- WHAT YOU SHOULD DO -
Please say how many lines of the listing hold "综合分析能力", with no other words in the answer.

- Source data -
------------------------------------------------------------

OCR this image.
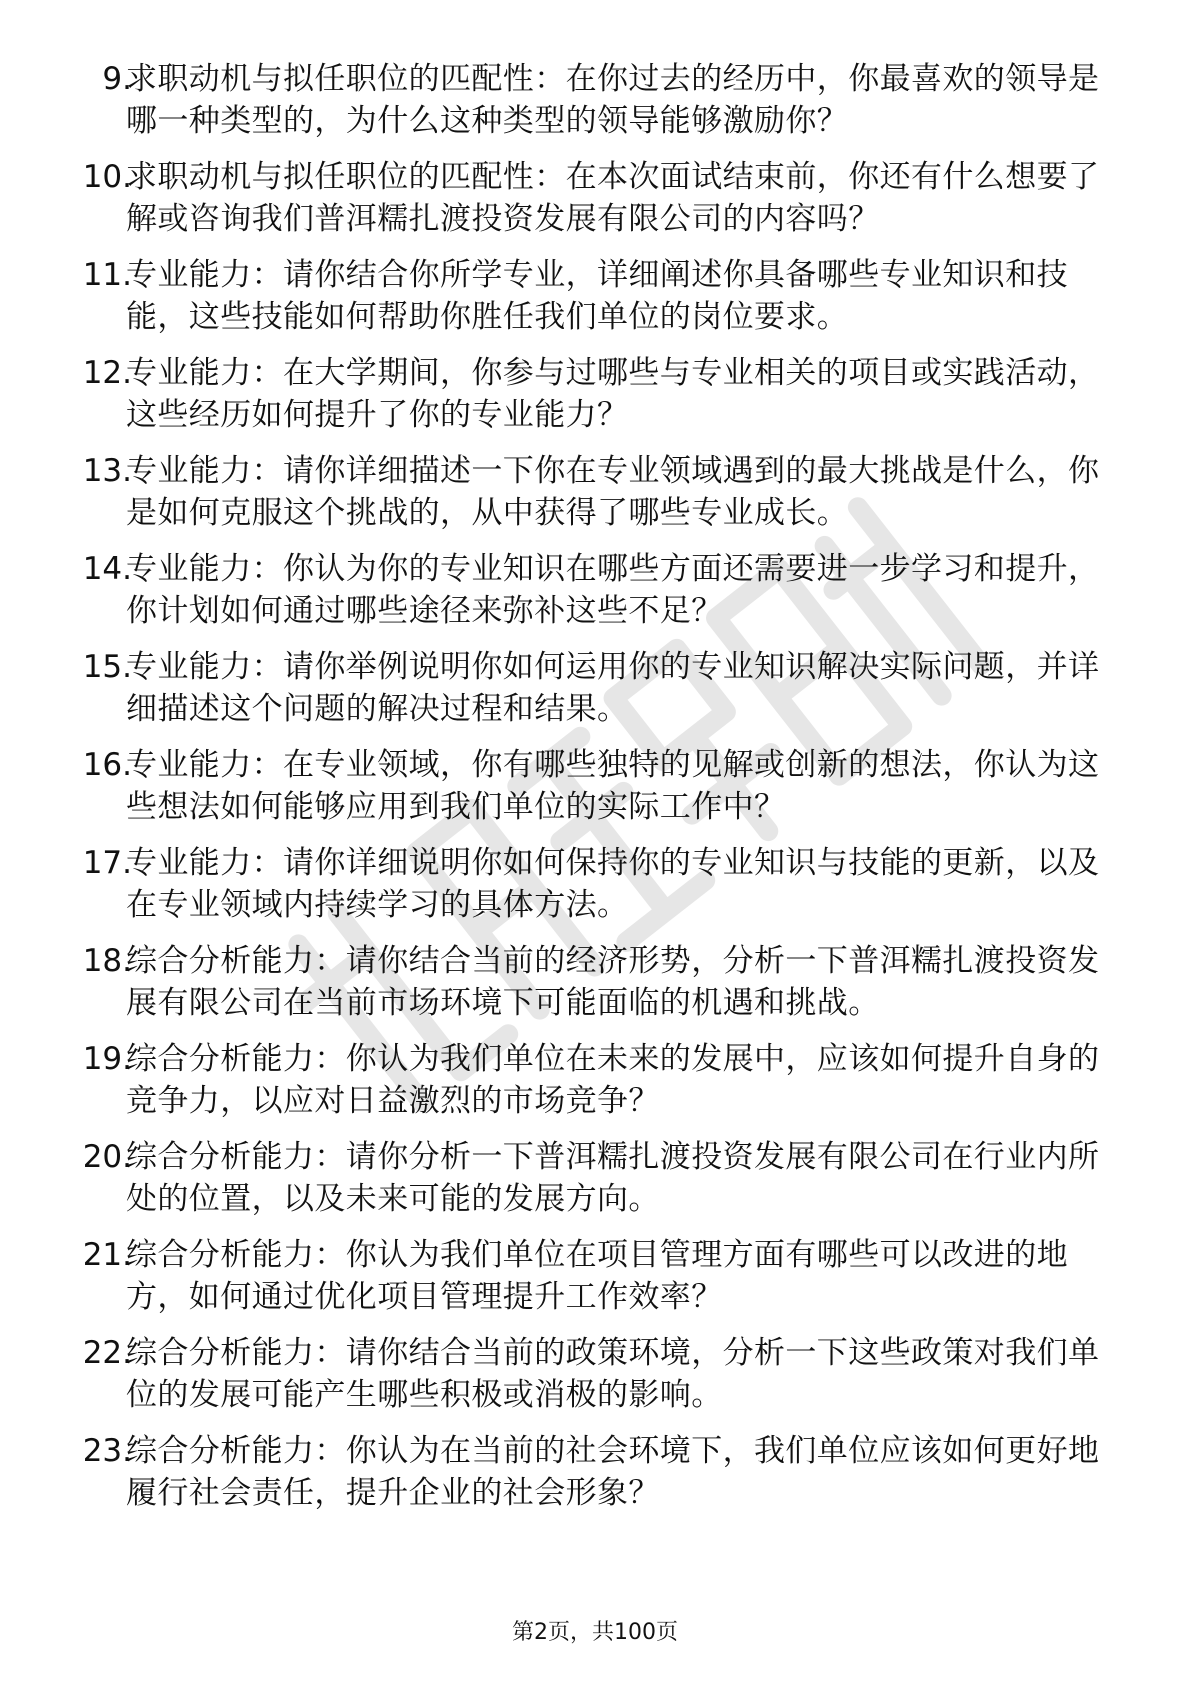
9.
求职动机与拟任职位的匹配性：在你过去的经历中，你最喜欢的领导是哪一种类型的，为什么这种类型的领导能够激励你？
10.
求职动机与拟任职位的匹配性：在本次面试结束前，你还有什么想要了解或咨询我们普洱糯扎渡投资发展有限公司的内容吗？
11.
专业能力：请你结合你所学专业，详细阐述你具备哪些专业知识和技能，这些技能如何帮助你胜任我们单位的岗位要求。
12.
专业能力：在大学期间，你参与过哪些与专业相关的项目或实践活动，这些经历如何提升了你的专业能力？
13.
专业能力：请你详细描述一下你在专业领域遇到的最大挑战是什么，你是如何克服这个挑战的，从中获得了哪些专业成长。
14.
专业能力：你认为你的专业知识在哪些方面还需要进一步学习和提升，你计划如何通过哪些途径来弥补这些不足？
15.
专业能力：请你举例说明你如何运用你的专业知识解决实际问题，并详细描述这个问题的解决过程和结果。
16.
专业能力：在专业领域，你有哪些独特的见解或创新的想法，你认为这些想法如何能够应用到我们单位的实际工作中？
17.
专业能力：请你详细说明你如何保持你的专业知识与技能的更新，以及在专业领域内持续学习的具体方法。
18.
综合分析能力：请你结合当前的经济形势，分析一下普洱糯扎渡投资发展有限公司在当前市场环境下可能面临的机遇和挑战。
19.
综合分析能力：你认为我们单位在未来的发展中，应该如何提升自身的竞争力，以应对日益激烈的市场竞争？
20.
综合分析能力：请你分析一下普洱糯扎渡投资发展有限公司在行业内所处的位置，以及未来可能的发展方向。
21.
综合分析能力：你认为我们单位在项目管理方面有哪些可以改进的地方，如何通过优化项目管理提升工作效率？
22.
综合分析能力：请你结合当前的政策环境，分析一下这些政策对我们单位的发展可能产生哪些积极或消极的影响。
23.
综合分析能力：你认为在当前的社会环境下，我们单位应该如何更好地履行社会责任，提升企业的社会形象？
第2页，共100页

------------------------------------------------------------

- EXERCISE RESPONSE -
6